● **SHORT EXERCISE**
Extract each line of the data below exactly as written.

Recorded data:
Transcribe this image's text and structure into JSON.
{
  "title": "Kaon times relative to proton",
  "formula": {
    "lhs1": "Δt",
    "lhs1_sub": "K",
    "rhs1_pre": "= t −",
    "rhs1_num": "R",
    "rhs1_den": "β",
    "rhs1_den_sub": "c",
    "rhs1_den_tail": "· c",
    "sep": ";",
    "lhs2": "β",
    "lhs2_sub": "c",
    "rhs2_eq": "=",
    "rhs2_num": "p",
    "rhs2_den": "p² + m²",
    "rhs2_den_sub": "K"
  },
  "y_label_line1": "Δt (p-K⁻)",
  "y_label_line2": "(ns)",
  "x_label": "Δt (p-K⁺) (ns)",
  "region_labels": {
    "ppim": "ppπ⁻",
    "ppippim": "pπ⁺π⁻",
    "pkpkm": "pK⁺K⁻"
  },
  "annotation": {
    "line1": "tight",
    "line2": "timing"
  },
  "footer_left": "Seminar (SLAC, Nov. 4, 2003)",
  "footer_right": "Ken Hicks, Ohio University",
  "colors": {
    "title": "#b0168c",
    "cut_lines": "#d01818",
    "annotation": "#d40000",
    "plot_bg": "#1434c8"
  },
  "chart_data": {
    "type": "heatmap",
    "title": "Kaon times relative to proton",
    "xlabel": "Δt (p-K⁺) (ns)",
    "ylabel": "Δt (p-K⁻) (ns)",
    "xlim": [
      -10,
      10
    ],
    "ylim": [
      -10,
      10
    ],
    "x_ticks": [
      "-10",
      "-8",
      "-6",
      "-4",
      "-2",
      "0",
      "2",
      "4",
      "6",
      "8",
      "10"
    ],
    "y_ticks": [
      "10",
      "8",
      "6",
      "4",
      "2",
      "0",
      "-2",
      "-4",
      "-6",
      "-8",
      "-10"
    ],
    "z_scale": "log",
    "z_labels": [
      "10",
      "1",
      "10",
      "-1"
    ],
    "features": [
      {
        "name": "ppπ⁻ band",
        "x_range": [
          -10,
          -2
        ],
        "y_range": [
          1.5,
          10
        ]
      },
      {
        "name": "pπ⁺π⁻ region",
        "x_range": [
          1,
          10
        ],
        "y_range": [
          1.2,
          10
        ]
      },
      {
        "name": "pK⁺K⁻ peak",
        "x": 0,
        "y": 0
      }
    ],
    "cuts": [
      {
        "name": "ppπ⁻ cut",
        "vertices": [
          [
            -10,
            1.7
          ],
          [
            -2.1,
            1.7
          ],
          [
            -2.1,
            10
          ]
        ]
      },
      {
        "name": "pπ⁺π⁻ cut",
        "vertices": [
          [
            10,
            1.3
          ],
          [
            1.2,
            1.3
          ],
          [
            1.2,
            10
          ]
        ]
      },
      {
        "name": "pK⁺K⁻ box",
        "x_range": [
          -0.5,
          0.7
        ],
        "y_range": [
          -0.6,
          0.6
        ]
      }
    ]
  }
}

● **SOLUTION TO THE PROBLEM**
Transcribe this image's text and structure into JSON.
{
  "title": "Kaon times relative to proton",
  "formula": {
    "lhs1": "Δt",
    "lhs1_sub": "K",
    "rhs1_pre": "= t −",
    "rhs1_num": "R",
    "rhs1_den": "β",
    "rhs1_den_sub": "c",
    "rhs1_den_tail": "· c",
    "sep": ";",
    "lhs2": "β",
    "lhs2_sub": "c",
    "rhs2_eq": "=",
    "rhs2_num": "p",
    "rhs2_den": "p² + m²",
    "rhs2_den_sub": "K"
  },
  "y_label_line1": "Δt (p-K⁻)",
  "y_label_line2": "(ns)",
  "x_label": "Δt (p-K⁺) (ns)",
  "region_labels": {
    "ppim": "ppπ⁻",
    "ppippim": "pπ⁺π⁻",
    "pkpkm": "pK⁺K⁻"
  },
  "annotation": {
    "line1": "tight",
    "line2": "timing"
  },
  "footer_left": "Seminar (SLAC, Nov. 4, 2003)",
  "footer_right": "Ken Hicks, Ohio University",
  "colors": {
    "title": "#b0168c",
    "cut_lines": "#d01818",
    "annotation": "#d40000",
    "plot_bg": "#1434c8"
  },
  "chart_data": {
    "type": "heatmap",
    "title": "Kaon times relative to proton",
    "xlabel": "Δt (p-K⁺) (ns)",
    "ylabel": "Δt (p-K⁻) (ns)",
    "xlim": [
      -10,
      10
    ],
    "ylim": [
      -10,
      10
    ],
    "x_ticks": [
      "-10",
      "-8",
      "-6",
      "-4",
      "-2",
      "0",
      "2",
      "4",
      "6",
      "8",
      "10"
    ],
    "y_ticks": [
      "10",
      "8",
      "6",
      "4",
      "2",
      "0",
      "-2",
      "-4",
      "-6",
      "-8",
      "-10"
    ],
    "z_scale": "log",
    "z_labels": [
      "10",
      "1",
      "10",
      "-1"
    ],
    "features": [
      {
        "name": "ppπ⁻ band",
        "x_range": [
          -10,
          -2
        ],
        "y_range": [
          1.5,
          10
        ]
      },
      {
        "name": "pπ⁺π⁻ region",
        "x_range": [
          1,
          10
        ],
        "y_range": [
          1.2,
          10
        ]
      },
      {
        "name": "pK⁺K⁻ peak",
        "x": 0,
        "y": 0
      }
    ],
    "cuts": [
      {
        "name": "ppπ⁻ cut",
        "vertices": [
          [
            -10,
            1.7
          ],
          [
            -2.1,
            1.7
          ],
          [
            -2.1,
            10
          ]
        ]
      },
      {
        "name": "pπ⁺π⁻ cut",
        "vertices": [
          [
            10,
            1.3
          ],
          [
            1.2,
            1.3
          ],
          [
            1.2,
            10
          ]
        ]
      },
      {
        "name": "pK⁺K⁻ box",
        "x_range": [
          -0.5,
          0.7
        ],
        "y_range": [
          -0.6,
          0.6
        ]
      }
    ]
  }
}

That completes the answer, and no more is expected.